## [DIRECTIONS FOR THIS TASK]
From the entries below, gather each line containing the word "icon".

* BEGIN SUPPLIED DATA *

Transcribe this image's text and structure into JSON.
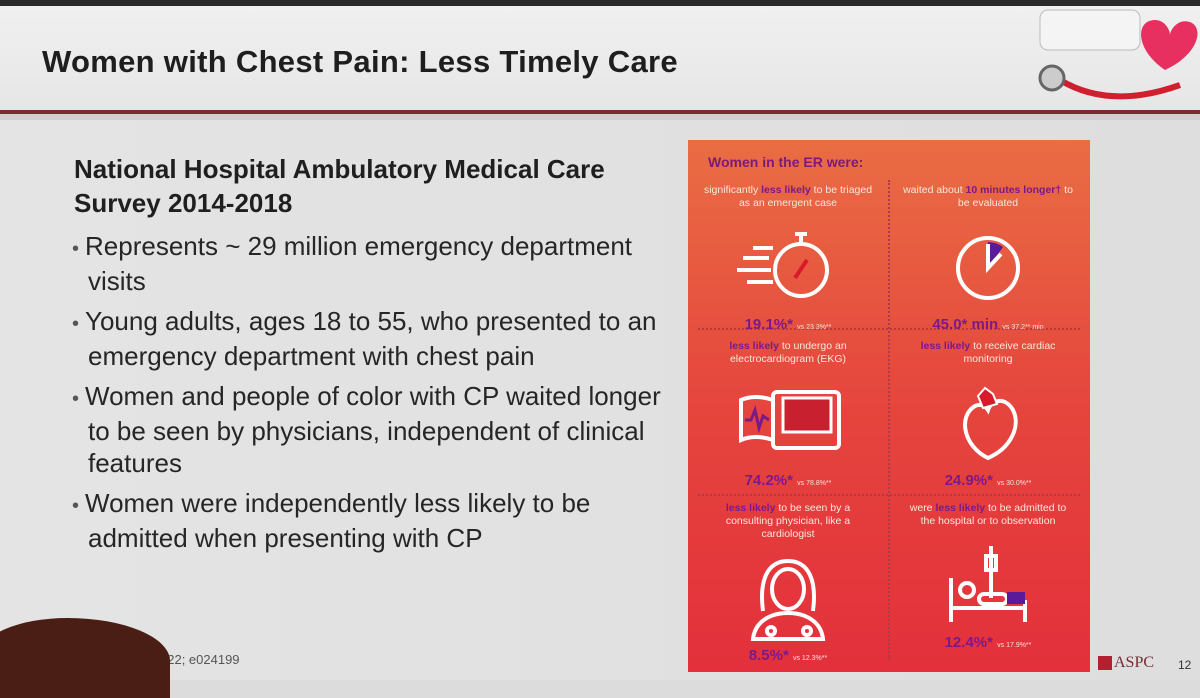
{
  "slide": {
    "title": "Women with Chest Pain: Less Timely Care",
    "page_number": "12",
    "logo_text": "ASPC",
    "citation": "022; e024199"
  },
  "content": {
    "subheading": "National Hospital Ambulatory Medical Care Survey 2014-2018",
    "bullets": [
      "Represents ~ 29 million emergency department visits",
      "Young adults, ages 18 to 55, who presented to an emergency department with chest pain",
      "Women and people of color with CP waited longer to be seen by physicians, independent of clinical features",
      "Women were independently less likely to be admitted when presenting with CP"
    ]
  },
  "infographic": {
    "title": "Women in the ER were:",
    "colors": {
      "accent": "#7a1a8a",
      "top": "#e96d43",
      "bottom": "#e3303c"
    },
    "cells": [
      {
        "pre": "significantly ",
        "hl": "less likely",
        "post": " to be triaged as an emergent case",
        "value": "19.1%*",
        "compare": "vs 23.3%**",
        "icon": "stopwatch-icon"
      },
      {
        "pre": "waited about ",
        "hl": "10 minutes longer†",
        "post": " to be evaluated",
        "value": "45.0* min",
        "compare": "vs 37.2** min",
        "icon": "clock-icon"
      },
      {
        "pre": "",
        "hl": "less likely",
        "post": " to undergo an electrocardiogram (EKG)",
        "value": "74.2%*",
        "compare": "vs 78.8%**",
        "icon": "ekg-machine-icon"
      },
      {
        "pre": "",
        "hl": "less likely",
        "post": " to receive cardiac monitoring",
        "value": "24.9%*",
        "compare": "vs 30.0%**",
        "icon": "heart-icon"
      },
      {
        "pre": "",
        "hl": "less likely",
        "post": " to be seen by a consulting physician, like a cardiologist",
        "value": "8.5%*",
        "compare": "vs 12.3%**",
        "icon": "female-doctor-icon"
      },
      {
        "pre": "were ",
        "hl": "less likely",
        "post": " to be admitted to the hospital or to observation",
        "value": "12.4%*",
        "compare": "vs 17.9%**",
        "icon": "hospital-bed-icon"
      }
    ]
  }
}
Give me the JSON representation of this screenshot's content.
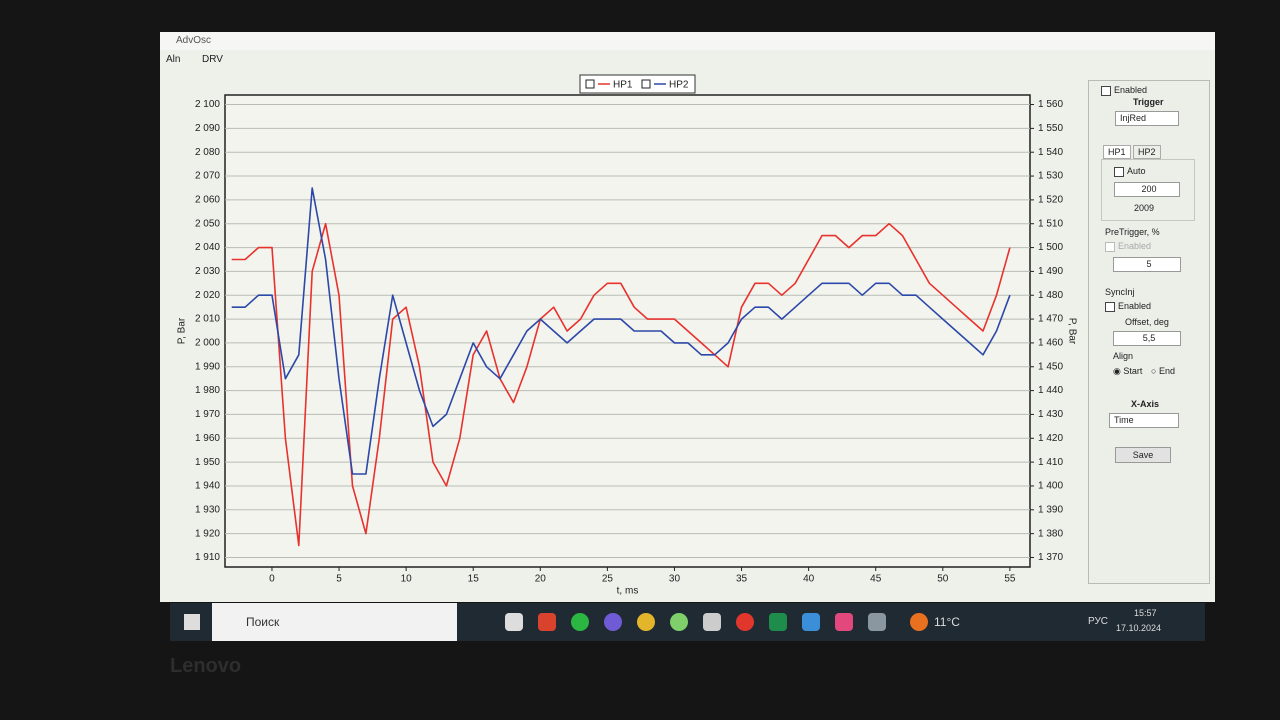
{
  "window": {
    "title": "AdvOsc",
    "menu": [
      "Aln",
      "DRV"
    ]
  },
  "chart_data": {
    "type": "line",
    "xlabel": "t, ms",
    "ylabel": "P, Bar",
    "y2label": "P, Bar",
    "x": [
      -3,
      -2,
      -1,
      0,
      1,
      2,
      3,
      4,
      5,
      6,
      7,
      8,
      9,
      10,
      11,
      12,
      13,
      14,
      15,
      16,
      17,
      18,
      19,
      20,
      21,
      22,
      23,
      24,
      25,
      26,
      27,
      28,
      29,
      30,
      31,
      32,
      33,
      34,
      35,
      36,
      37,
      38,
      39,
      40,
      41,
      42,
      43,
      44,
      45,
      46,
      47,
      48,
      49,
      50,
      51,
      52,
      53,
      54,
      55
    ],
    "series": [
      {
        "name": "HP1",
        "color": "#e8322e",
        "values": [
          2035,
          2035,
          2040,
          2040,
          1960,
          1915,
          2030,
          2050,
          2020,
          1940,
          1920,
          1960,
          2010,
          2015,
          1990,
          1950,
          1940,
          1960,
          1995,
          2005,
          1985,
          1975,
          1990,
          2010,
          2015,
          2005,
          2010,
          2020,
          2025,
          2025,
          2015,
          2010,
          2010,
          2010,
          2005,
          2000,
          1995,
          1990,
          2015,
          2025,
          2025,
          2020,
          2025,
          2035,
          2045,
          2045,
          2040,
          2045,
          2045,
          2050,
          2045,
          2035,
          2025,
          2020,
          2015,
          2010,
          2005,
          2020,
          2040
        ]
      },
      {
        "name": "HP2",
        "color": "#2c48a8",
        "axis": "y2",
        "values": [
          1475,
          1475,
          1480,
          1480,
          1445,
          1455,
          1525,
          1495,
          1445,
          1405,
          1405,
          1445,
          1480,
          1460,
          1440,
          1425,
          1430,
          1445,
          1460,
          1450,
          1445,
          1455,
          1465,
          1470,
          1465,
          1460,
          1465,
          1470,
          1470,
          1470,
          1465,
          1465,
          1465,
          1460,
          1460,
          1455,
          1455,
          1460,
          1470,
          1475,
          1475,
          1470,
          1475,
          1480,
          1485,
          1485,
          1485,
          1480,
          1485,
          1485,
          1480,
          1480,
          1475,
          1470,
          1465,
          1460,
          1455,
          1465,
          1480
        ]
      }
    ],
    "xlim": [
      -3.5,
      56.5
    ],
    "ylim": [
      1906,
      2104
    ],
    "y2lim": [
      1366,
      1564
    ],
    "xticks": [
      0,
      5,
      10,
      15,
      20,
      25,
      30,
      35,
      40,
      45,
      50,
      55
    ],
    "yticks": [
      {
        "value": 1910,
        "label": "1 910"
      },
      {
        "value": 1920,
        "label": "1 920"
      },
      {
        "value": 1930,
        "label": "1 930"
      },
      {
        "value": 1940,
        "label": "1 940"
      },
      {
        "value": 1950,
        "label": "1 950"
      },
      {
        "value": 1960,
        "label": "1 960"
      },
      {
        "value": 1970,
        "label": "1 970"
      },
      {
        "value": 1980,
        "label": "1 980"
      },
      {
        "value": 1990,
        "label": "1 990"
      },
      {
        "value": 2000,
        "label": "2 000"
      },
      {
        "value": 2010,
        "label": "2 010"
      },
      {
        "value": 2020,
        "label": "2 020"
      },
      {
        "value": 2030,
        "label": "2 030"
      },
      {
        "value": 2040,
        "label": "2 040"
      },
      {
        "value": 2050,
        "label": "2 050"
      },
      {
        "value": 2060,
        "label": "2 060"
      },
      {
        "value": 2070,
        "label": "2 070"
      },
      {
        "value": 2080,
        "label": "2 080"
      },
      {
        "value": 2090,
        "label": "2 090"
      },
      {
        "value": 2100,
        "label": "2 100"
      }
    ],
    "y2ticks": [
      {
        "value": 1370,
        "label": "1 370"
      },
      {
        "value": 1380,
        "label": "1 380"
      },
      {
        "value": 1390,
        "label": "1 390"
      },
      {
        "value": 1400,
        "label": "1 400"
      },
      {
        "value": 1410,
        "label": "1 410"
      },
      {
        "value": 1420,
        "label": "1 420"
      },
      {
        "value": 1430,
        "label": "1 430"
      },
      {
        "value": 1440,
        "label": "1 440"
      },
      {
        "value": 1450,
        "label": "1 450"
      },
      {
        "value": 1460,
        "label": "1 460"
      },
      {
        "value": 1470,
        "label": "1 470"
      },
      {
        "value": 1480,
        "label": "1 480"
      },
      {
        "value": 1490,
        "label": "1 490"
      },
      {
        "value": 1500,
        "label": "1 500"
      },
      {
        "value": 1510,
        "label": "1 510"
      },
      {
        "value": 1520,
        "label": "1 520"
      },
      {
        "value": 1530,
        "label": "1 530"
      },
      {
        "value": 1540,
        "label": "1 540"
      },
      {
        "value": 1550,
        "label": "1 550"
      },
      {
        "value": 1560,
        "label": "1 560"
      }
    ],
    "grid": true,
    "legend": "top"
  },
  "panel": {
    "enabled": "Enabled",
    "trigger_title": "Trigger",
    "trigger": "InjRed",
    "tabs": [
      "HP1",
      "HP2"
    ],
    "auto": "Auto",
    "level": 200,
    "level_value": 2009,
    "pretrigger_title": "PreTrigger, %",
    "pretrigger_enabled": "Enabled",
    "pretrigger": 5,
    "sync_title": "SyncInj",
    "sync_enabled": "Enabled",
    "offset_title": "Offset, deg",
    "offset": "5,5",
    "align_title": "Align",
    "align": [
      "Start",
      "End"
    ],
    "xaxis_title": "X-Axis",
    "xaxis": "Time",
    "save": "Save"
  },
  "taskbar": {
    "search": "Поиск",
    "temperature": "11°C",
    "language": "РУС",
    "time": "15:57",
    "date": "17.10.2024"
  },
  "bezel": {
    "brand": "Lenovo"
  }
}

* END SUPPLIED DATA *

## [WORKED ANSWER]
        "icon": "stopwatch-icon"
        "icon": "clock-icon"
        "icon": "ekg-machine-icon"
        "icon": "heart-icon"
        "icon": "female-doctor-icon"
        "icon": "hospital-bed-icon"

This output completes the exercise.